● **Aim 1**
Please reproduce the entire article on the Bangladesh garment factory fire word for word.
*** Selected excerpt
Out of the Bangladesh tragedy may come global worker solidarity
By Joe Atkins, Labor South
The horrible tragedy at the Tazreen garment factory in Dhaka, Bangladesh, may become a milestone in the development of true global solidarity among workers.
Red banner-waving garment workers protested in the streets of Dhaka after the Nov. 24 fire that killed 112 of their colleagues. The factory, which serves major Western corporations like Walmart, Sears, Disney and Sean Combs' Enyce, had no fire exits for the trapped workers in the fire.
Some political leaders in Bangladesh -- where organized labor is weak and labor organizer Aminul Islam was murdered earlier this year -- have tried to blame the fire on arson and sabotage, but workers and their defenders know better.
Groups like the International Labor Rights Forum and the Workers Rights Consortium have called for a full-scale investigation.
The role of Walmart and other major corporations is also under scrutiny. Although the giant retailer has tried to distance itself from the factory and the incident, Bloomberg News and other news organizations have already turned up reports and documents indicating a third of the production lines at the Tazreen factory were committed to Walmart and that suppliers did business there this year.
Furthermore, reports show Walmart led other corporations in opposing a 2011 measure that would have made corporations responsible for funding better safety measures in the sprawling South Asian garment industry, a $20 billion industry in Bangladesh alone.
The tragedy evoked memories of the 1911 fire at the Triangle Shirtwaist factory in New York, which took the lives of 146 workers. Most of them were young women. They were trapped inside a building where the doors were impossible to open, and thus they were forced either to die a fiery death or jump from as high as the ninth floor to the street below. Eighty years later, a similar fire broke out in the Imperial Foods Products plant in Hamlet, N.C., killing 25 and injuring 40 or more.
The Tazreen factory fire and subsequent protests come on the heels of nationwide protests against Walmart here in the United States. Hundreds of Walmart workers went on an unprecedented strike against the virulently anti-union, Arkansas-based company on "Black Friday" the busiest day of the year for many retailers.
******
*** Material shown
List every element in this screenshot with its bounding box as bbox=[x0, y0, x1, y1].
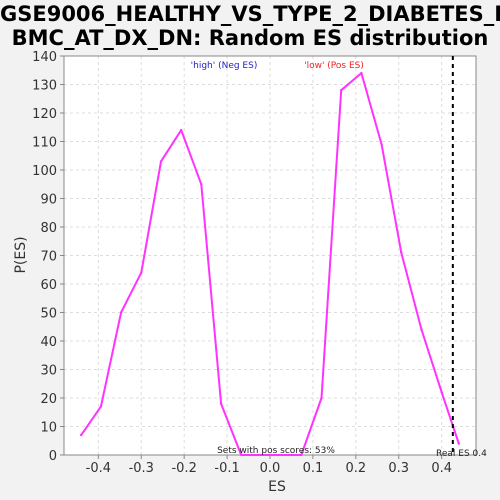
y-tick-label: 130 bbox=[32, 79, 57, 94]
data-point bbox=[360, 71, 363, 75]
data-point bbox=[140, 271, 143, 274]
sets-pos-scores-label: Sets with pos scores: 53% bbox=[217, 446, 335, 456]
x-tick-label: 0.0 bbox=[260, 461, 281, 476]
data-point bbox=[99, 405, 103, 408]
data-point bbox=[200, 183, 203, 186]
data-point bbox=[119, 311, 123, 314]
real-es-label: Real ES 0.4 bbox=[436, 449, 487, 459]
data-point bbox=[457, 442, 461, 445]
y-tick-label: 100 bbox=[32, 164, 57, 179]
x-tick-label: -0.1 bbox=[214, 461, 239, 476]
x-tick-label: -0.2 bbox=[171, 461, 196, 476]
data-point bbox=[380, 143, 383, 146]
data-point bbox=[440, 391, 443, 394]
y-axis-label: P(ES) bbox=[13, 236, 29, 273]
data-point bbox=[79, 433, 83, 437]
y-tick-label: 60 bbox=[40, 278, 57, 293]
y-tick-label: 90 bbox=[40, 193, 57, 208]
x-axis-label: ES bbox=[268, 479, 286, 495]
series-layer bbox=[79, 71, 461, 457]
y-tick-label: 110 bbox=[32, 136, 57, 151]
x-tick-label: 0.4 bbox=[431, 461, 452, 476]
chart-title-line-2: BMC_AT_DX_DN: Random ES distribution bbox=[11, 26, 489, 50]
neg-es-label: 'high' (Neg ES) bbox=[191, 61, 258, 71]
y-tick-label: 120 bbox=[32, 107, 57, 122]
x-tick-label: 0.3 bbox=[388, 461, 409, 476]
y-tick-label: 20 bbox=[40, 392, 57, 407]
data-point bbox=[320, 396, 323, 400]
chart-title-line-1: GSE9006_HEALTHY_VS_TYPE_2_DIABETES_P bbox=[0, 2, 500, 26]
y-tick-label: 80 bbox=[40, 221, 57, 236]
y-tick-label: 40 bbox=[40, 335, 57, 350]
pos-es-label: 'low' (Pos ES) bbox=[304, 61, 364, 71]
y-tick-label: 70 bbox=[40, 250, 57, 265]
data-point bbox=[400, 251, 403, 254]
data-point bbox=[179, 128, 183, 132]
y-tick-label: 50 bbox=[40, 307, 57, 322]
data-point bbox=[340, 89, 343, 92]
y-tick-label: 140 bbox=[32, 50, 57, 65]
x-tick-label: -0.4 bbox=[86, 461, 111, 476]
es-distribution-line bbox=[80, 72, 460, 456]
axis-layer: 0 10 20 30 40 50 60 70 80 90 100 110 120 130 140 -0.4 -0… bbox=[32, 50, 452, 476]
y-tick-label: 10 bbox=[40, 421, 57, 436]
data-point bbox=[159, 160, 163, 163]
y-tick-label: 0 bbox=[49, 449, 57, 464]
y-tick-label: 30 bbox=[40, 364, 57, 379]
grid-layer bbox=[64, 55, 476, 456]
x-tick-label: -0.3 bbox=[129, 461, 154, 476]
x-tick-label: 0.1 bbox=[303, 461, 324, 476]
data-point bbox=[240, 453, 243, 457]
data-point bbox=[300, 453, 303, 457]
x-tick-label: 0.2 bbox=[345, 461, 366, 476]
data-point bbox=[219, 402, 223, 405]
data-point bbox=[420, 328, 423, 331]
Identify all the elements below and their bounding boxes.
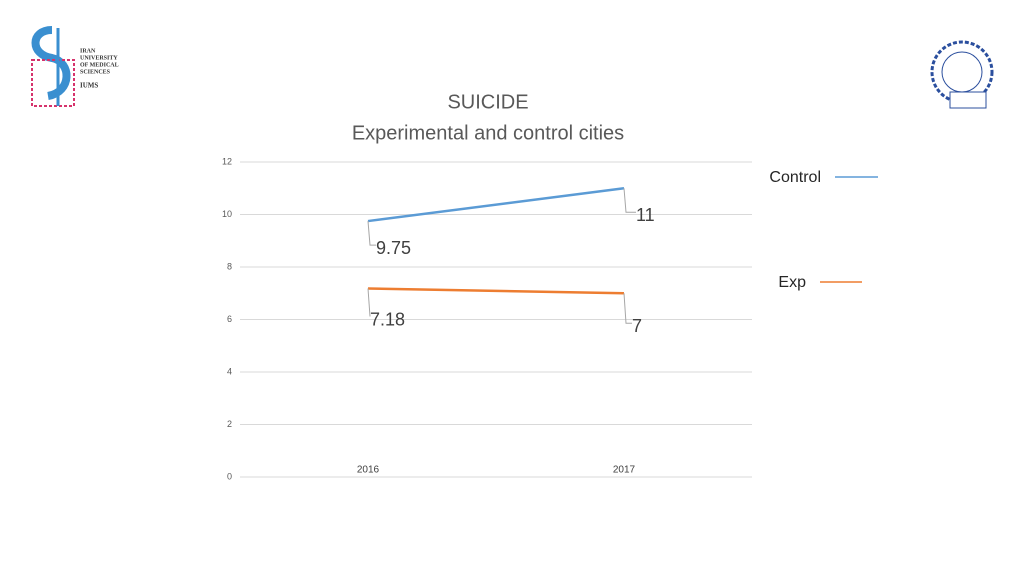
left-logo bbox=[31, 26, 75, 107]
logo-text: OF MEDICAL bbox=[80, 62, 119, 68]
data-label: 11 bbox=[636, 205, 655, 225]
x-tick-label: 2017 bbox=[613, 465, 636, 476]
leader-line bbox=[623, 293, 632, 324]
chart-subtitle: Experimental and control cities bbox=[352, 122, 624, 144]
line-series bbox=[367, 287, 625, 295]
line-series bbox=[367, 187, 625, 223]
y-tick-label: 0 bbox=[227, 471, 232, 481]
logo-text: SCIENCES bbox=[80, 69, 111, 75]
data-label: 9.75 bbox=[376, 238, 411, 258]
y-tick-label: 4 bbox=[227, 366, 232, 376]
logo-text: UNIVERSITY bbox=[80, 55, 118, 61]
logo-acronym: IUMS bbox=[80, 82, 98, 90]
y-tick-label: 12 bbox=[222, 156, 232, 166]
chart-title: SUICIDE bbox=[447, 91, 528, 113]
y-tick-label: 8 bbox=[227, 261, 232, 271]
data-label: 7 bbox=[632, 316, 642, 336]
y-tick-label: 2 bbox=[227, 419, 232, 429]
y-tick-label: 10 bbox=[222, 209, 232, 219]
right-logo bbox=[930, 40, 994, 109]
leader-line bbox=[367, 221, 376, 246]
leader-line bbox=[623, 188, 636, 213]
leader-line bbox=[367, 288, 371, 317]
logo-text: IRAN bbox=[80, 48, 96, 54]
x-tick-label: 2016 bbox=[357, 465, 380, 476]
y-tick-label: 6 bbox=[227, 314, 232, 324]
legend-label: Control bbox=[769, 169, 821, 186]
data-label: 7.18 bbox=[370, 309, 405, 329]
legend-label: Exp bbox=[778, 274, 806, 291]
******
● **Aim 2**
Render the stretch of rows from the one containing "left-logo bbox=[31, 26, 75, 107]" through the one containing "y-tick-label: 8 bbox=[227, 261, 232, 271]" as a Markdown table with columns Number and Row text, omitting any blank lines.

● **Written reply 1**
Out of the Bangladesh tragedy may come global worker solidarity
By Joe Atkins, Labor South
The horrible tragedy at the Tazreen garment factory in Dhaka, Bangladesh, may become a milestone in the development of true global solidarity among workers.
Red banner-waving garment workers protested in the streets of Dhaka after the Nov. 24 fire that killed 112 of their colleagues. The factory, which serves major Western corporations like Walmart, Sears, Disney and Sean Combs' Enyce, had no fire exits for the trapped workers in the fire.
Some political leaders in Bangladesh -- where organized labor is weak and labor organizer Aminul Islam was murdered earlier this year -- have tried to blame the fire on arson and sabotage, but workers and their defenders know better.
Groups like the International Labor Rights Forum and the Workers Rights Consortium have called for a full-scale investigation.
The role of Walmart and other major corporations is also under scrutiny. Although the giant retailer has tried to distance itself from the factory and the incident, Bloomberg News and other news organizations have already turned up reports and documents indicating a third of the production lines at the Tazreen factory were committed to Walmart and that suppliers did business there this year.
Furthermore, reports show Walmart led other corporations in opposing a 2011 measure that would have made corporations responsible for funding better safety measures in the sprawling South Asian garment industry, a $20 billion industry in Bangladesh alone.
The tragedy evoked memories of the 1911 fire at the Triangle Shirtwaist factory in New York, which took the lives of 146 workers. Most of them were young women. They were trapped inside a building where the doors were impossible to open, and thus they were forced either to die a fiery death or jump from as high as the ninth floor to the street below. Eighty years later, a similar fire broke out in the Imperial Foods Products plant in Hamlet, N.C., killing 25 and injuring 40 or more.
The Tazreen factory fire and subsequent protests come on the heels of nationwide protests against Walmart here in the United States. Hundreds of Walmart workers went on an unprecedented strike against the virulently anti-union, Arkansas-based company on "Black Friday" the busiest day of the year for many retailers.

● **Written reply 2**
| Number | Row text |
|---|---|
| 1 | left-logo bbox=[31, 26, 75, 107] |
| 2 | logo-text: OF MEDICAL bbox=[80, 62, 119, 68] |
| 3 | data-label: 11 bbox=[636, 205, 655, 225] |
| 4 | x-tick-label: 2017 bbox=[613, 465, 636, 476] |
| 5 | leader-line bbox=[623, 293, 632, 324] |
| 6 | chart-subtitle: Experimental and control cities bbox=[352, 122, 624, 144] |
| 7 | line-series bbox=[367, 287, 625, 295] |
| 8 | line-series bbox=[367, 187, 625, 223] |
| 9 | y-tick-label: 0 bbox=[227, 471, 232, 481] |
| 10 | logo-text: SCIENCES bbox=[80, 69, 111, 75] |
| 11 | data-label: 9.75 bbox=[376, 238, 411, 258] |
| 12 | y-tick-label: 4 bbox=[227, 366, 232, 376] |
| 13 | logo-text: UNIVERSITY bbox=[80, 55, 118, 61] |
| 14 | logo-acronym: IUMS bbox=[80, 82, 98, 90] |
| 15 | y-tick-label: 12 bbox=[222, 156, 232, 166] |
| 16 | chart-title: SUICIDE bbox=[447, 91, 528, 113] |
| 17 | y-tick-label: 8 bbox=[227, 261, 232, 271] |